ABOUT THIS TASK —
Please retype the listing below word for word and exclude its images.

DATASET CONTENT —
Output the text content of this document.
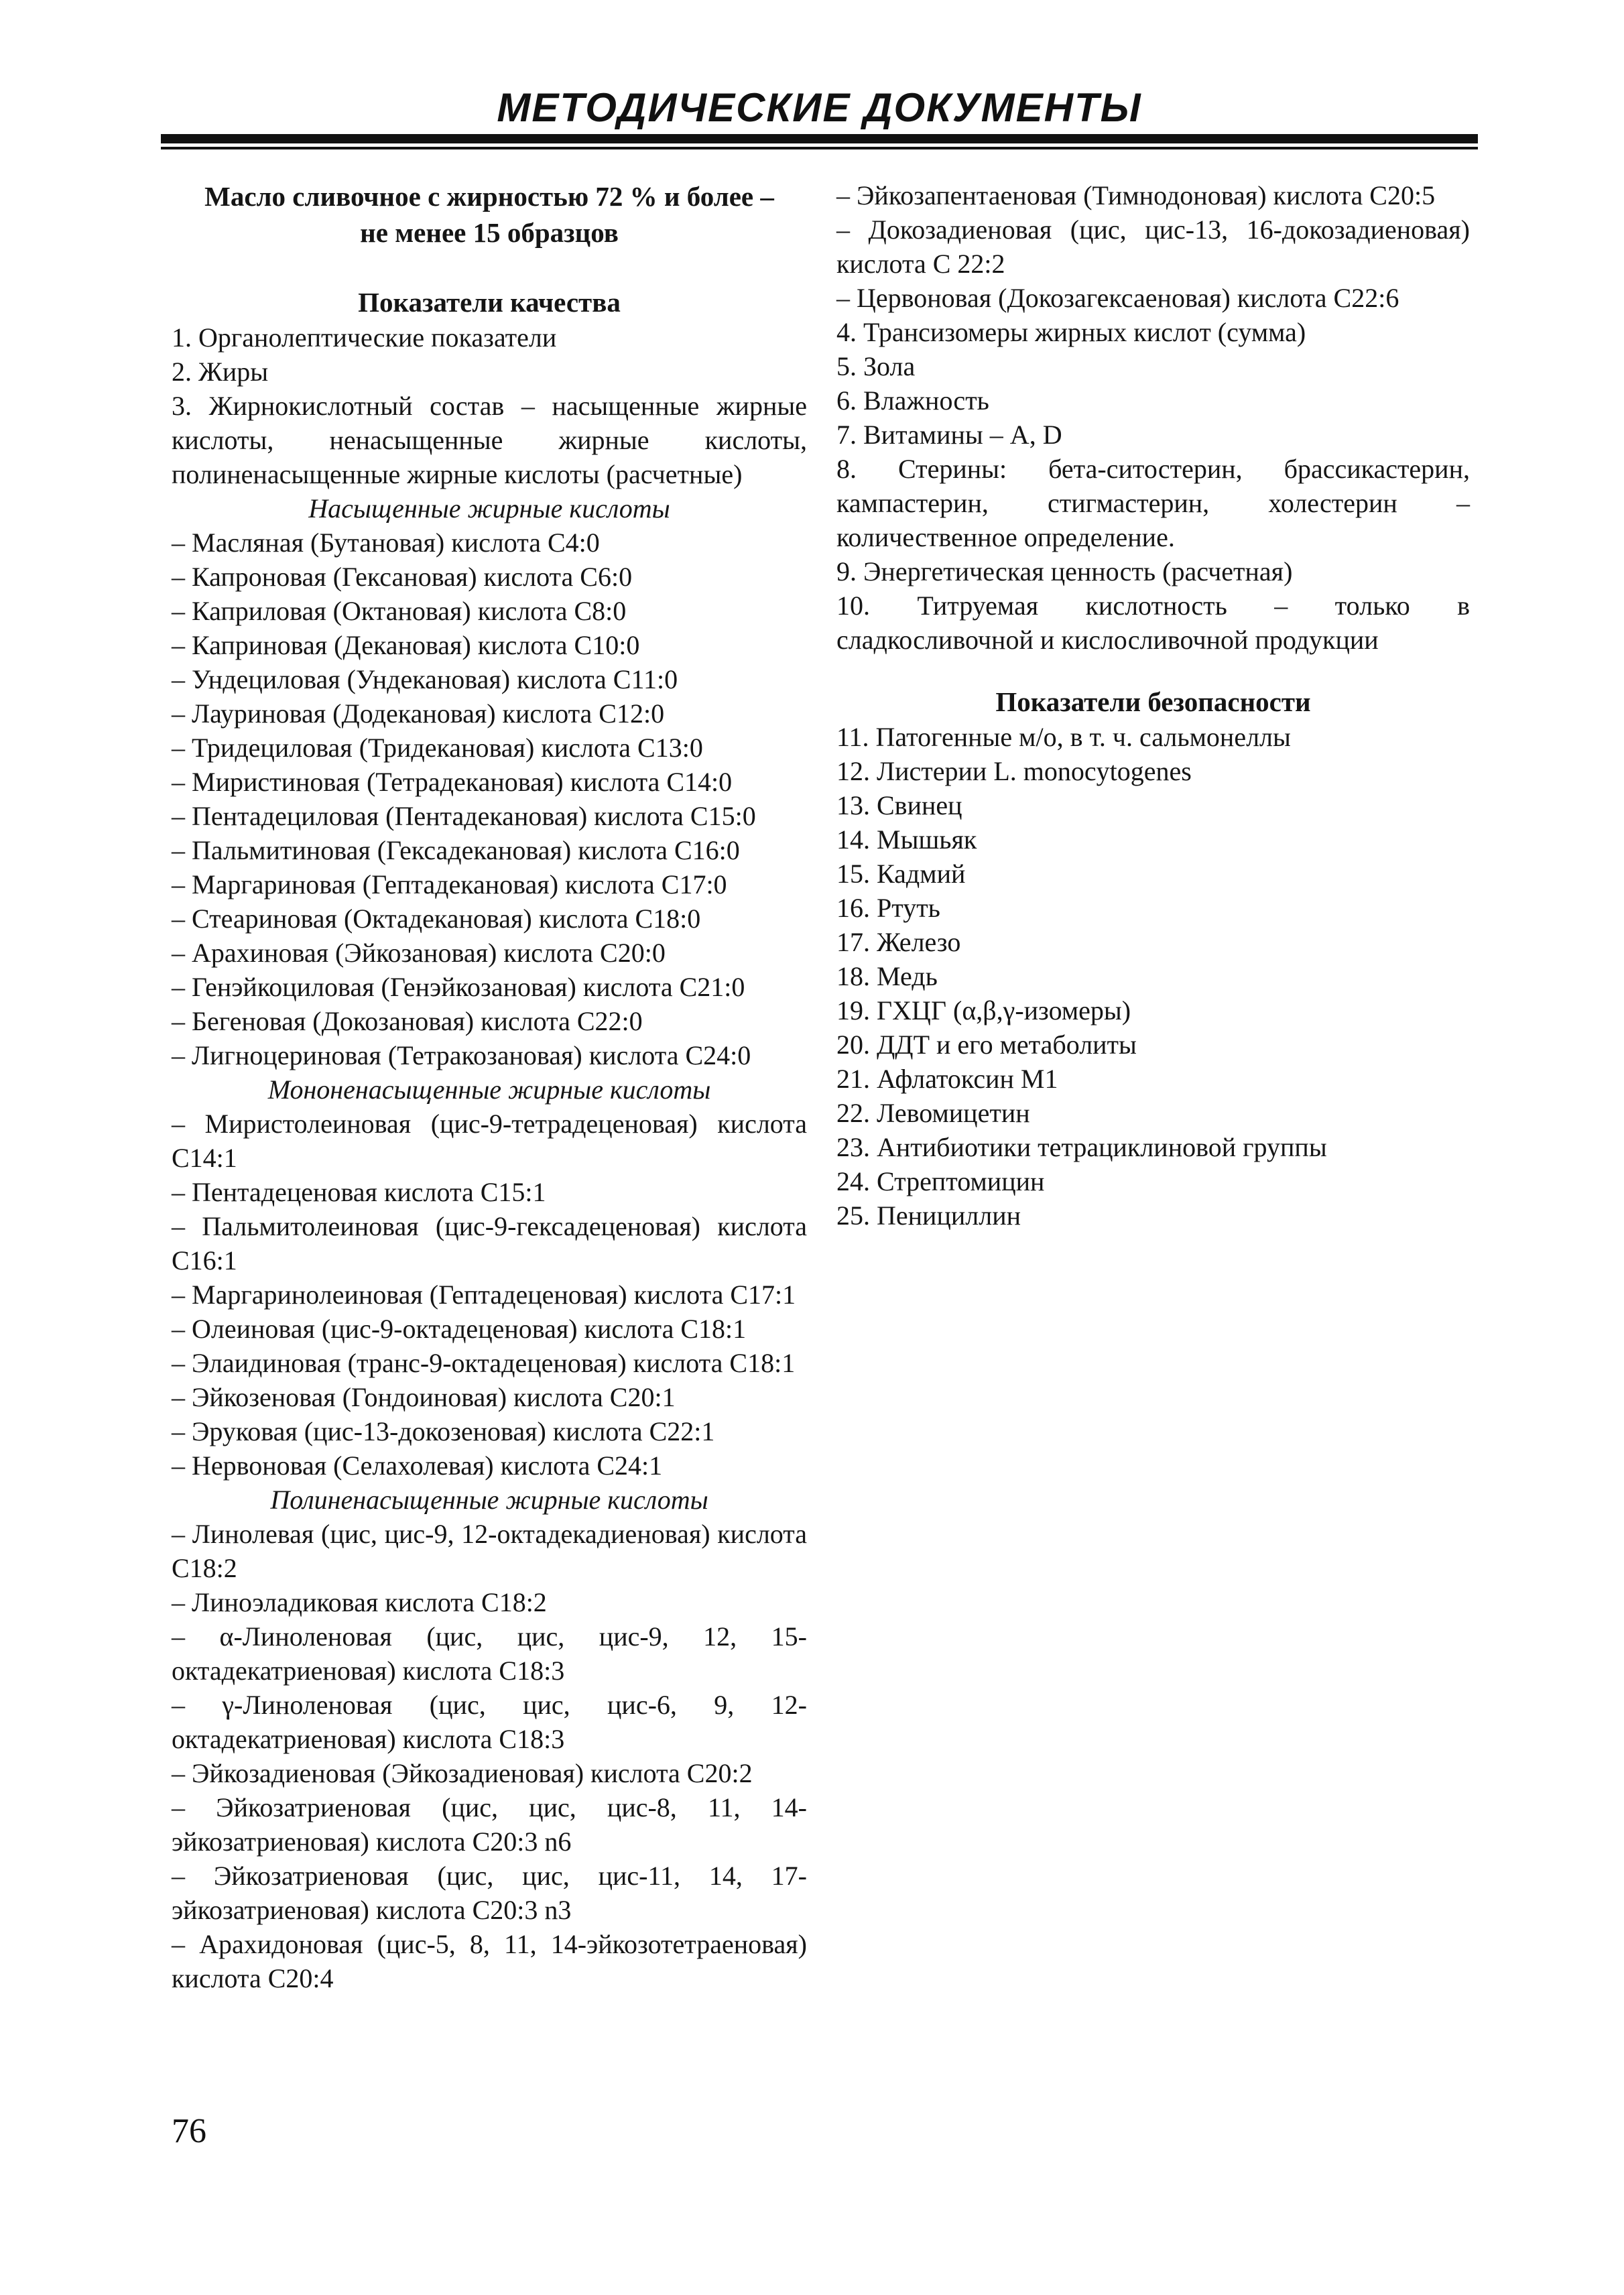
МЕТОДИЧЕСКИЕ ДОКУМЕНТЫ
Масло сливочное с жирностью 72 % и более –
не менее 15 образцов
Показатели качества
1. Органолептические показатели
2. Жиры
3. Жирнокислотный состав – насыщенные жирные кислоты, ненасыщенные жирные кислоты, полиненасыщенные жирные кислоты (расчетные)
Насыщенные жирные кислоты
– Масляная (Бутановая) кислота С4:0
– Капроновая (Гексановая) кислота С6:0
– Каприловая (Октановая) кислота С8:0
– Каприновая (Декановая) кислота С10:0
– Ундециловая (Ундекановая) кислота С11:0
– Лауриновая (Додекановая) кислота С12:0
– Тридециловая (Тридекановая) кислота С13:0
– Миристиновая (Тетрадекановая) кислота С14:0
– Пентадециловая (Пентадекановая) кислота С15:0
– Пальмитиновая (Гексадекановая) кислота С16:0
– Маргариновая (Гептадекановая) кислота С17:0
– Стеариновая (Октадекановая) кислота С18:0
– Арахиновая (Эйкозановая) кислота С20:0
– Генэйкоциловая (Генэйкозановая) кислота С21:0
– Бегеновая (Докозановая) кислота С22:0
– Лигноцериновая (Тетракозановая) кислота С24:0
Мононенасыщенные жирные кислоты
– Миристолеиновая (цис-9-тетрадеценовая) кислота С14:1
– Пентадеценовая кислота С15:1
– Пальмитолеиновая (цис-9-гексадеценовая) кислота С16:1
– Маргаринолеиновая (Гептадеценовая) кислота С17:1
– Олеиновая (цис-9-октадеценовая) кислота С18:1
– Элаидиновая (транс-9-октадеценовая) кислота С18:1
– Эйкозеновая (Гондоиновая) кислота С20:1
– Эруковая (цис-13-докозеновая) кислота С22:1
– Нервоновая (Селахолевая) кислота С24:1
Полиненасыщенные жирные кислоты
– Линолевая (цис, цис-9, 12-октадекадиеновая) кислота С18:2
– Линоэладиковая кислота С18:2
– α-Линоленовая (цис, цис, цис-9, 12, 15-октадекатриеновая) кислота С18:3
– γ-Линоленовая (цис, цис, цис-6, 9, 12-октадекатриеновая) кислота С18:3
– Эйкозадиеновая (Эйкозадиеновая) кислота С20:2
– Эйкозатриеновая (цис, цис, цис-8, 11, 14-эйкозатриеновая) кислота С20:3 n6
– Эйкозатриеновая (цис, цис, цис-11, 14, 17-эйкозатриеновая) кислота С20:3 n3
– Арахидоновая (цис-5, 8, 11, 14-эйкозотетраеновая) кислота С20:4
– Эйкозапентаеновая (Тимнодоновая) кислота С20:5
– Докозадиеновая (цис, цис-13, 16-докозадиеновая) кислота С 22:2
– Цервоновая (Докозагексаеновая) кислота С22:6
4. Трансизомеры жирных кислот (сумма)
5. Зола
6. Влажность
7. Витамины – А, D
8. Стерины: бета-ситостерин, брассикастерин, кампастерин, стигмастерин, холестерин – количественное определение.
9. Энергетическая ценность (расчетная)
10. Титруемая кислотность – только в сладкосливочной и кислосливочной продукции
Показатели безопасности
11. Патогенные м/о, в т. ч. сальмонеллы
12. Листерии L. monocytogenes
13. Свинец
14. Мышьяк
15. Кадмий
16. Ртуть
17. Железо
18. Медь
19. ГХЦГ (α,β,γ-изомеры)
20. ДДТ и его метаболиты
21. Афлатоксин М1
22. Левомицетин
23. Антибиотики тетрациклиновой группы
24. Стрептомицин
25. Пенициллин
76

PROBLEM SOLUTION —
Output the text content of this document.
МЕТОДИЧЕСКИЕ ДОКУМЕНТЫ
Масло сливочное с жирностью 72 % и более –
не менее 15 образцов
Показатели качества
1. Органолептические показатели
2. Жиры
3. Жирнокислотный состав – насыщенные жирные кислоты, ненасыщенные жирные кислоты, полиненасыщенные жирные кислоты (расчетные)
Насыщенные жирные кислоты
– Масляная (Бутановая) кислота С4:0
– Капроновая (Гексановая) кислота С6:0
– Каприловая (Октановая) кислота С8:0
– Каприновая (Декановая) кислота С10:0
– Ундециловая (Ундекановая) кислота С11:0
– Лауриновая (Додекановая) кислота С12:0
– Тридециловая (Тридекановая) кислота С13:0
– Миристиновая (Тетрадекановая) кислота С14:0
– Пентадециловая (Пентадекановая) кислота С15:0
– Пальмитиновая (Гексадекановая) кислота С16:0
– Маргариновая (Гептадекановая) кислота С17:0
– Стеариновая (Октадекановая) кислота С18:0
– Арахиновая (Эйкозановая) кислота С20:0
– Генэйкоциловая (Генэйкозановая) кислота С21:0
– Бегеновая (Докозановая) кислота С22:0
– Лигноцериновая (Тетракозановая) кислота С24:0
Мононенасыщенные жирные кислоты
– Миристолеиновая (цис-9-тетрадеценовая) кислота С14:1
– Пентадеценовая кислота С15:1
– Пальмитолеиновая (цис-9-гексадеценовая) кислота С16:1
– Маргаринолеиновая (Гептадеценовая) кислота С17:1
– Олеиновая (цис-9-октадеценовая) кислота С18:1
– Элаидиновая (транс-9-октадеценовая) кислота С18:1
– Эйкозеновая (Гондоиновая) кислота С20:1
– Эруковая (цис-13-докозеновая) кислота С22:1
– Нервоновая (Селахолевая) кислота С24:1
Полиненасыщенные жирные кислоты
– Линолевая (цис, цис-9, 12-октадекадиеновая) кислота С18:2
– Линоэладиковая кислота С18:2
– α-Линоленовая (цис, цис, цис-9, 12, 15-октадекатриеновая) кислота С18:3
– γ-Линоленовая (цис, цис, цис-6, 9, 12-октадекатриеновая) кислота С18:3
– Эйкозадиеновая (Эйкозадиеновая) кислота С20:2
– Эйкозатриеновая (цис, цис, цис-8, 11, 14-эйкозатриеновая) кислота С20:3 n6
– Эйкозатриеновая (цис, цис, цис-11, 14, 17-эйкозатриеновая) кислота С20:3 n3
– Арахидоновая (цис-5, 8, 11, 14-эйкозотетраеновая) кислота С20:4
– Эйкозапентаеновая (Тимнодоновая) кислота С20:5
– Докозадиеновая (цис, цис-13, 16-докозадиеновая) кислота С 22:2
– Цервоновая (Докозагексаеновая) кислота С22:6
4. Трансизомеры жирных кислот (сумма)
5. Зола
6. Влажность
7. Витамины – А, D
8. Стерины: бета-ситостерин, брассикастерин, кампастерин, стигмастерин, холестерин – количественное определение.
9. Энергетическая ценность (расчетная)
10. Титруемая кислотность – только в сладкосливочной и кислосливочной продукции
Показатели безопасности
11. Патогенные м/о, в т. ч. сальмонеллы
12. Листерии L. monocytogenes
13. Свинец
14. Мышьяк
15. Кадмий
16. Ртуть
17. Железо
18. Медь
19. ГХЦГ (α,β,γ-изомеры)
20. ДДТ и его метаболиты
21. Афлатоксин М1
22. Левомицетин
23. Антибиотики тетрациклиновой группы
24. Стрептомицин
25. Пенициллин
76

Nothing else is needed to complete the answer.